>> begin Data for processing
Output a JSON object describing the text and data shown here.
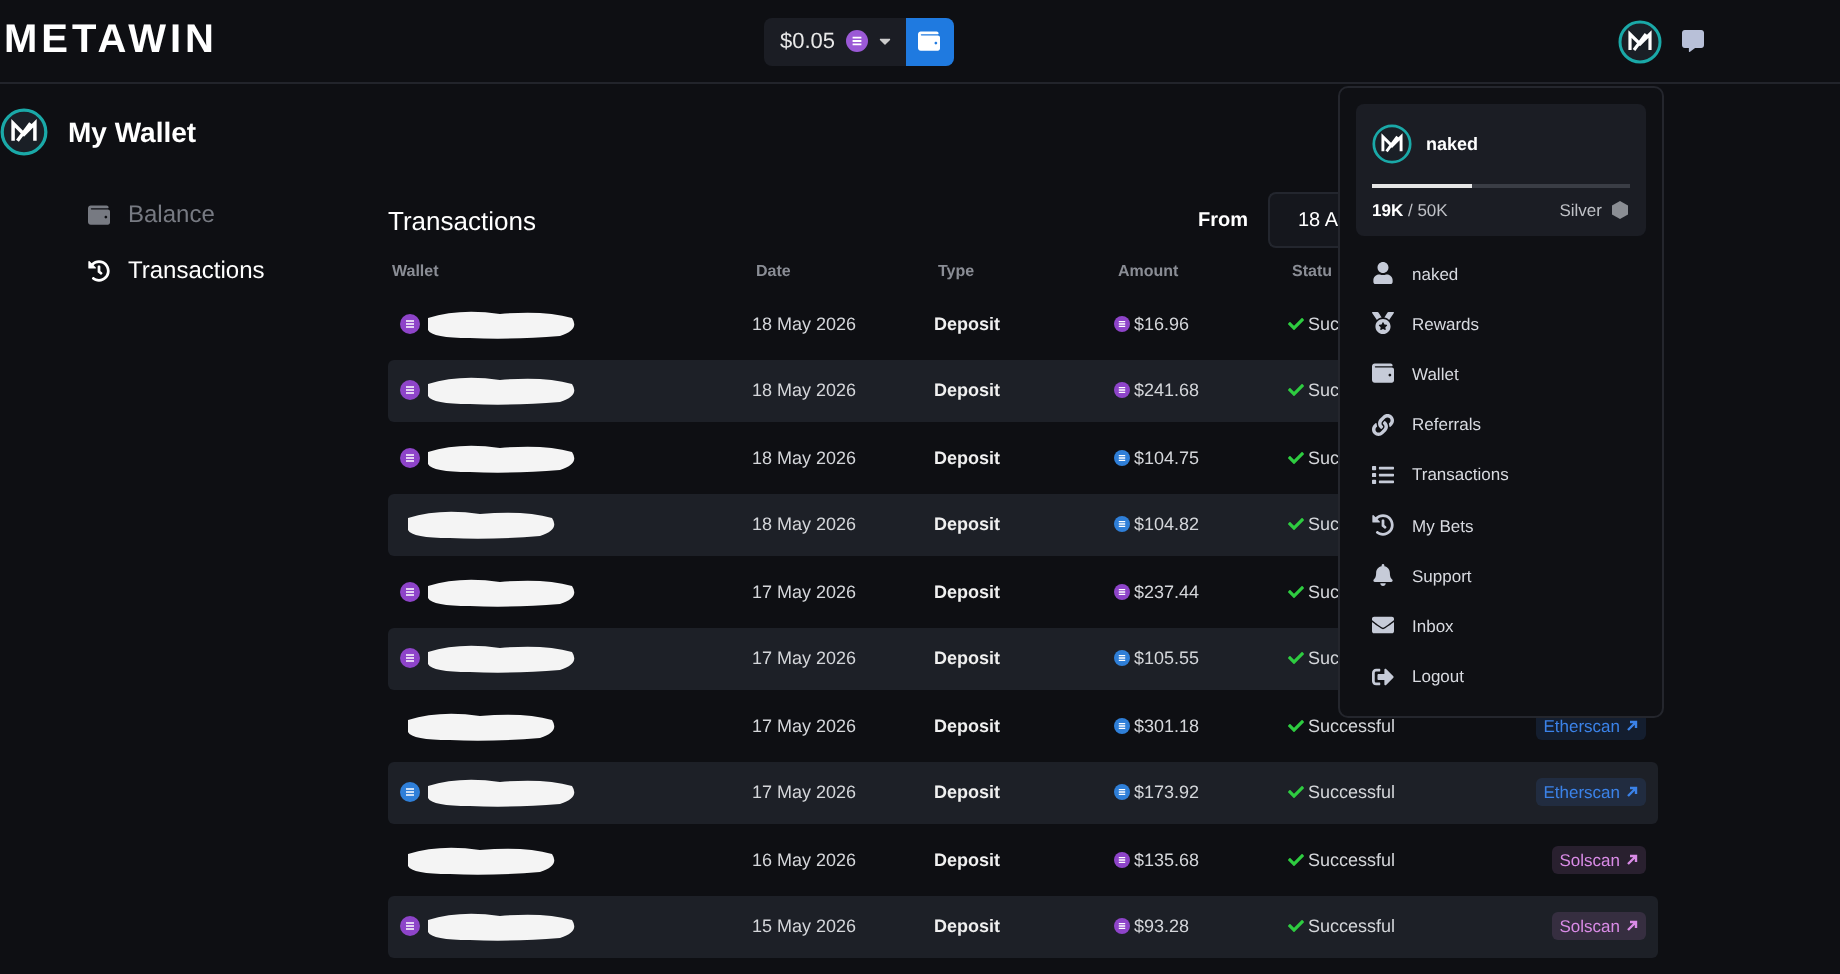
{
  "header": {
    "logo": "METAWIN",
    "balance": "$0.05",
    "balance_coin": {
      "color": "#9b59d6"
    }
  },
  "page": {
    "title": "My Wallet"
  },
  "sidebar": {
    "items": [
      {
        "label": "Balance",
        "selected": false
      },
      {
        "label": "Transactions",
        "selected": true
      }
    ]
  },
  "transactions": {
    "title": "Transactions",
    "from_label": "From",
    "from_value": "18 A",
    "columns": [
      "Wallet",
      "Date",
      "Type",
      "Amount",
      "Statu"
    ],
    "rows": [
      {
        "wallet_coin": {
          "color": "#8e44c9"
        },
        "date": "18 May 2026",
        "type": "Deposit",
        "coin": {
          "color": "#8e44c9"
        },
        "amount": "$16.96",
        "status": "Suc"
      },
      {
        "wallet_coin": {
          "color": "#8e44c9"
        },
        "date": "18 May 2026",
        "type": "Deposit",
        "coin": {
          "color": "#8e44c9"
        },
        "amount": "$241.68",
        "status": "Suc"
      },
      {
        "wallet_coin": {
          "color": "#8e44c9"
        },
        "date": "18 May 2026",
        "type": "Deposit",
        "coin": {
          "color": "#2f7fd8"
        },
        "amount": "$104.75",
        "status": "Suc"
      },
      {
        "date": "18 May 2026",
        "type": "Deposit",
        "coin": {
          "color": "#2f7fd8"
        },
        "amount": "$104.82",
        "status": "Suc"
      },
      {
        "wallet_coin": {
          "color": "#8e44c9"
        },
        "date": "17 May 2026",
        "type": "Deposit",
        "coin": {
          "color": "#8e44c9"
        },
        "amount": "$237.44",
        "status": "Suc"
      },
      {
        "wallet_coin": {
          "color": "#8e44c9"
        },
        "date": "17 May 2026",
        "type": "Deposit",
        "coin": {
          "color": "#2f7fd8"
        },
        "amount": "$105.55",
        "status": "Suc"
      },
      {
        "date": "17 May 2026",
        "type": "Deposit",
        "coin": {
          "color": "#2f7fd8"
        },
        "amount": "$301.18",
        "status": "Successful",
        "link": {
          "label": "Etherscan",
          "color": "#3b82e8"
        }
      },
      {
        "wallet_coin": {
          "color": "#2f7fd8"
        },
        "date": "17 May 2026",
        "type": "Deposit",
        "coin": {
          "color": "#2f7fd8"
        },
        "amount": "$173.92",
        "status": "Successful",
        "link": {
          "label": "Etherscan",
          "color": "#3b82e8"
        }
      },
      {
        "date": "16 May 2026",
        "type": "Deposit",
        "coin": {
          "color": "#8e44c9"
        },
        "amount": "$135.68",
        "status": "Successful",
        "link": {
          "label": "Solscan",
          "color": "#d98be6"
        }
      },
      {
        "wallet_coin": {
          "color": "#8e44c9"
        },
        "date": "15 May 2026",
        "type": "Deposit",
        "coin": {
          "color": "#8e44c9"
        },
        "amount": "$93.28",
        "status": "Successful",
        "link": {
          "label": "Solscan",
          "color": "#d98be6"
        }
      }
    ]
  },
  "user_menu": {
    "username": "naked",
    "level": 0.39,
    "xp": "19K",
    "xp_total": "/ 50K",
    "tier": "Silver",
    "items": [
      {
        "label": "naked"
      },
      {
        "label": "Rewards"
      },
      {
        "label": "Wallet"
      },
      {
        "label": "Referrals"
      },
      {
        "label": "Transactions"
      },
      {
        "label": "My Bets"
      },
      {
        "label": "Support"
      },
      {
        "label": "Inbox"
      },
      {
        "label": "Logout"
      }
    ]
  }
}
>> end Data for processing
>> begin Data for processing
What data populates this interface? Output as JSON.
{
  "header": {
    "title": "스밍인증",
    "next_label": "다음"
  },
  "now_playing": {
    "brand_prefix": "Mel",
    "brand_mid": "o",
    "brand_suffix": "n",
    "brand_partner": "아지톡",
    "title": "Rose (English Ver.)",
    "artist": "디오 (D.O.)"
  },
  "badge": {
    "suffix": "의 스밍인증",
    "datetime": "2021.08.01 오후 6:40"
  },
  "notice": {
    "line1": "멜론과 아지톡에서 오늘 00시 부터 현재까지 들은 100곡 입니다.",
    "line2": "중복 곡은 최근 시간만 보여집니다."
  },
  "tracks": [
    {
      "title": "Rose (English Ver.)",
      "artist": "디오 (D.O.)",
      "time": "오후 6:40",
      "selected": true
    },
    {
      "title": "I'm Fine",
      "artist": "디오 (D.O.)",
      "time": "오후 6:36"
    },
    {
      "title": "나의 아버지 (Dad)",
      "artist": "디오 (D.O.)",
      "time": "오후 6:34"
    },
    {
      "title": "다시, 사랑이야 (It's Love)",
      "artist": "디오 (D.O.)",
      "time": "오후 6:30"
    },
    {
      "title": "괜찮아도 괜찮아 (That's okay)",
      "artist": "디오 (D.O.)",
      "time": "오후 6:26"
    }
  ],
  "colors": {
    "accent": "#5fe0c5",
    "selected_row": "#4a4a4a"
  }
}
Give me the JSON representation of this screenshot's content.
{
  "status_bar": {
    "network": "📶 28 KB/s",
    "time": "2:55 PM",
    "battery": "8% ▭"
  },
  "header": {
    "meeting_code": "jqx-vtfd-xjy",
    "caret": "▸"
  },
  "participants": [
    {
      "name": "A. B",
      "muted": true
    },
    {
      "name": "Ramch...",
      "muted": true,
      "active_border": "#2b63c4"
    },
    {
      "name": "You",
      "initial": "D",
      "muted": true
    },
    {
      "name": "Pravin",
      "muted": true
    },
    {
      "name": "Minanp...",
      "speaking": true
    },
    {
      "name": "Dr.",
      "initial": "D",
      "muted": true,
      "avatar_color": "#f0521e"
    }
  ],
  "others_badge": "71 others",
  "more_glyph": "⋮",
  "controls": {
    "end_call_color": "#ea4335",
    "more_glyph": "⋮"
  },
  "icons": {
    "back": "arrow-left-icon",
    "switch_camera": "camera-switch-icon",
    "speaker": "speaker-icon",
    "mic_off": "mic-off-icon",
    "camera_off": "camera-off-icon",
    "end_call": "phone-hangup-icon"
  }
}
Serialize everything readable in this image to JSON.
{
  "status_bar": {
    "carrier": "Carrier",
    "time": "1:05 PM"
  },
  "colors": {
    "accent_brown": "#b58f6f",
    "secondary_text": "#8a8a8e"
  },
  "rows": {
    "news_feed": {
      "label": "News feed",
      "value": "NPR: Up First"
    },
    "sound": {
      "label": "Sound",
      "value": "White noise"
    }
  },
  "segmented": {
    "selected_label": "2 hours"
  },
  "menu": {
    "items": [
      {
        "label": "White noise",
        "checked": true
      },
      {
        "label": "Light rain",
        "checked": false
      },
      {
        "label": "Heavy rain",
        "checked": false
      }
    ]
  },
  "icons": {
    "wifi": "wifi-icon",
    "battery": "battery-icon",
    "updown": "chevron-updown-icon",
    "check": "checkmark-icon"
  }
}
>> end Data for processing
>> begin Data for processing
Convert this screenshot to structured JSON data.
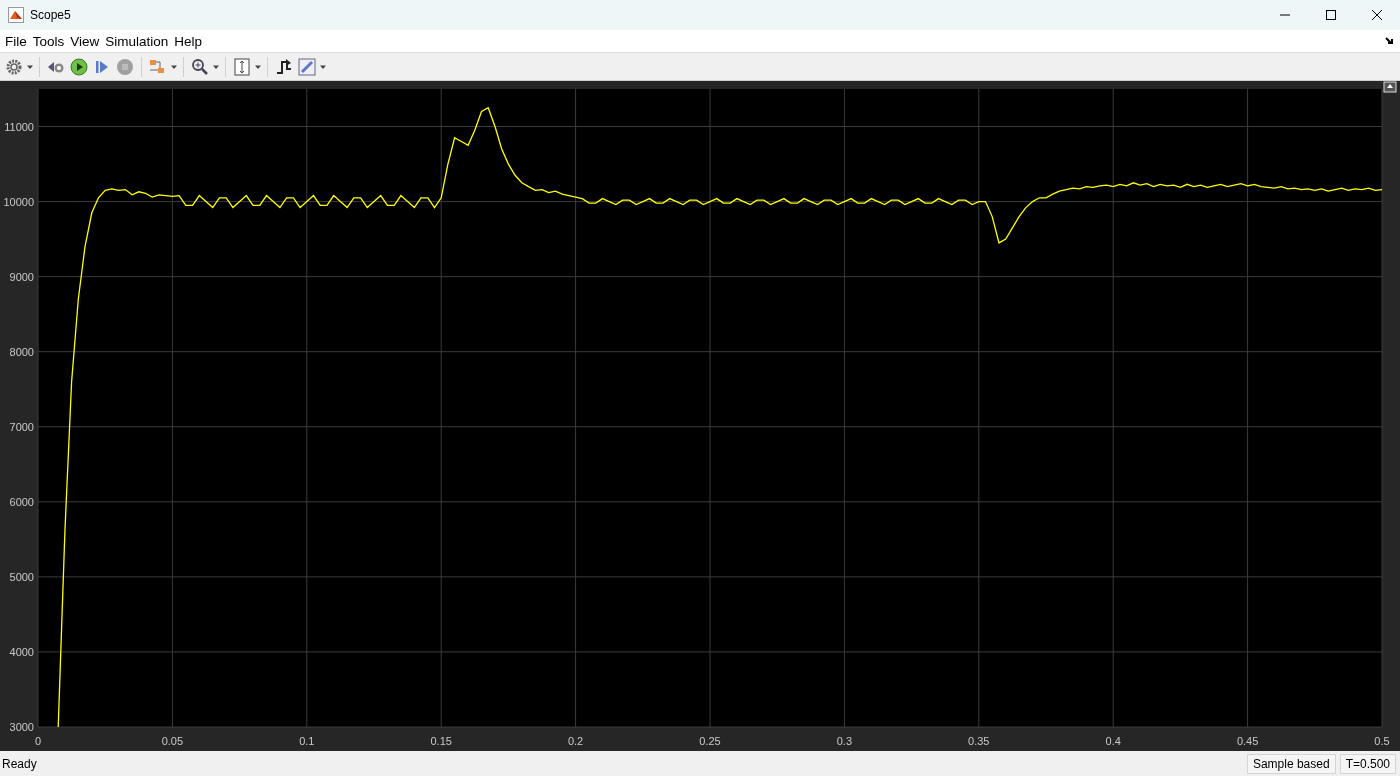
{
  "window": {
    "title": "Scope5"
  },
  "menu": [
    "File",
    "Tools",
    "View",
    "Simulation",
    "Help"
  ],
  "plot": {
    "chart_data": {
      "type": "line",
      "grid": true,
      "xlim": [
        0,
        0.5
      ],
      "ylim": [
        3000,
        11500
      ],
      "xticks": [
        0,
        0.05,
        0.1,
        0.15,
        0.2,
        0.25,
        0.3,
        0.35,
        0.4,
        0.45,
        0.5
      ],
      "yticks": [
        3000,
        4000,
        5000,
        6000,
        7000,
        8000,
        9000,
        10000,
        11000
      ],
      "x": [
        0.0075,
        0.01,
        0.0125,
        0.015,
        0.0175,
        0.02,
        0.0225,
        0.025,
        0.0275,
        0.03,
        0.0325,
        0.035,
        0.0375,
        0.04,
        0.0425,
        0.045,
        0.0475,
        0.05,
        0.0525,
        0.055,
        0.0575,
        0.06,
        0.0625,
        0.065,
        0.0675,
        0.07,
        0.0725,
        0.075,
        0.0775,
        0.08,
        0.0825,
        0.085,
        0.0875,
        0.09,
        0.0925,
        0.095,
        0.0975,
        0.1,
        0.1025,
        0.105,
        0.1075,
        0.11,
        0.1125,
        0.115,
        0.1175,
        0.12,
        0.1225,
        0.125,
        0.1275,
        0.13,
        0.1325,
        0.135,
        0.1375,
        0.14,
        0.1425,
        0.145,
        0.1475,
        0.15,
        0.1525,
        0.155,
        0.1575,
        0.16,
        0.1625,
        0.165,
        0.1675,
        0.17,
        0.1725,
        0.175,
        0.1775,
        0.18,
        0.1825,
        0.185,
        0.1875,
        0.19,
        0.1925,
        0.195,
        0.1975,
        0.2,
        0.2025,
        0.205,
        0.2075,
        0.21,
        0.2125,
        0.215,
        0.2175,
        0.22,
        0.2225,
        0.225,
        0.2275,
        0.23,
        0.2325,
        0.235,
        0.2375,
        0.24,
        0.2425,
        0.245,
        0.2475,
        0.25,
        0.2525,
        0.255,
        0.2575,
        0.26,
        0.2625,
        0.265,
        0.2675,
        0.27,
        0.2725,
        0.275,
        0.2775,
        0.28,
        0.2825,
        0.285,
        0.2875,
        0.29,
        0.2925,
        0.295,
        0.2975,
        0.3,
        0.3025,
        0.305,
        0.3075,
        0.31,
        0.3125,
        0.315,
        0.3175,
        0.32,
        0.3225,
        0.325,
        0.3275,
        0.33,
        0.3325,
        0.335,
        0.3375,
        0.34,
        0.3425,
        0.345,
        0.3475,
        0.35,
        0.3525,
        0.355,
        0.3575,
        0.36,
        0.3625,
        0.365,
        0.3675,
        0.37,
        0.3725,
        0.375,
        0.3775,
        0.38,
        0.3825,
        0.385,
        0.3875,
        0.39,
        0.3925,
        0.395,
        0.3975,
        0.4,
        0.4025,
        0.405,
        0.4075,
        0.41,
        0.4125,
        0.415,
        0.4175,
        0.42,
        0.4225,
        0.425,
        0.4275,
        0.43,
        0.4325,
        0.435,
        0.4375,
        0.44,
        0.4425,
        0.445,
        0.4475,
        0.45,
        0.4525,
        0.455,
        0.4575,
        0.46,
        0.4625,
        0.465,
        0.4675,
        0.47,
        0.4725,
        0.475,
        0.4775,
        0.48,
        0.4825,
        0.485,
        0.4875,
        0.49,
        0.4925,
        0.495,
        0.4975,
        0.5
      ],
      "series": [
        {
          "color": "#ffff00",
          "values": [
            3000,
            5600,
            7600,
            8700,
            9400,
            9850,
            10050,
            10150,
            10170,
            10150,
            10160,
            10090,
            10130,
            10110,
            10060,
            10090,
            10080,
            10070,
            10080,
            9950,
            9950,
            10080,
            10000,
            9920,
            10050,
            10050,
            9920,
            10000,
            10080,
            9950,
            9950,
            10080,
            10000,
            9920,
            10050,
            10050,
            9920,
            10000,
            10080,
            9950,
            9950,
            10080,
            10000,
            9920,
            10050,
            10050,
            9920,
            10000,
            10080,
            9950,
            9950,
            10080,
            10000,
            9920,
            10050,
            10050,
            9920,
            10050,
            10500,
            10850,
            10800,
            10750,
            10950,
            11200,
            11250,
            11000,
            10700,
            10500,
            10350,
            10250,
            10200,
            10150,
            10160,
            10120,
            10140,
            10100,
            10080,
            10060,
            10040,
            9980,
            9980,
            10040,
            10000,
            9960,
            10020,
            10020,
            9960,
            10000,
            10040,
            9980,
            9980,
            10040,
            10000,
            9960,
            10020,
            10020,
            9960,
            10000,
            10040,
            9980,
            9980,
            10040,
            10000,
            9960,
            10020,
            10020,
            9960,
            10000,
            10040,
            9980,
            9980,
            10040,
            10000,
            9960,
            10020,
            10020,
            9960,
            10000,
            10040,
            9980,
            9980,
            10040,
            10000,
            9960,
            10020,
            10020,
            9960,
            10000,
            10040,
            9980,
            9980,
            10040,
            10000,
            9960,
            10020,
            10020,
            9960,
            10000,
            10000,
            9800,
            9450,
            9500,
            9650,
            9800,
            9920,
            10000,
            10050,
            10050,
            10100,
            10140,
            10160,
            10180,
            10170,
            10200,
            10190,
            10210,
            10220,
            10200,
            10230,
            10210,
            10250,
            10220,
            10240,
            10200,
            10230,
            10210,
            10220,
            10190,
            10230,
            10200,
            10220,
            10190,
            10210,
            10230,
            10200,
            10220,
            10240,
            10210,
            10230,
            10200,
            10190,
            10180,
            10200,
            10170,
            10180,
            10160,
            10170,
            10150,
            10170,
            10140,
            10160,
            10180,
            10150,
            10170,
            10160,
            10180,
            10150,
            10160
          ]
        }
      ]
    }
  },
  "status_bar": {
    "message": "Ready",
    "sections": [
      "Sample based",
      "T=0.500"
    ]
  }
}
>> end Data for processing
**What the task requires:** Show, from the listing above, each line that contains the word "Output".

**The reply:**
Output a JSON object describing the text and data shown here.
What data populates this interface? Output as JSON.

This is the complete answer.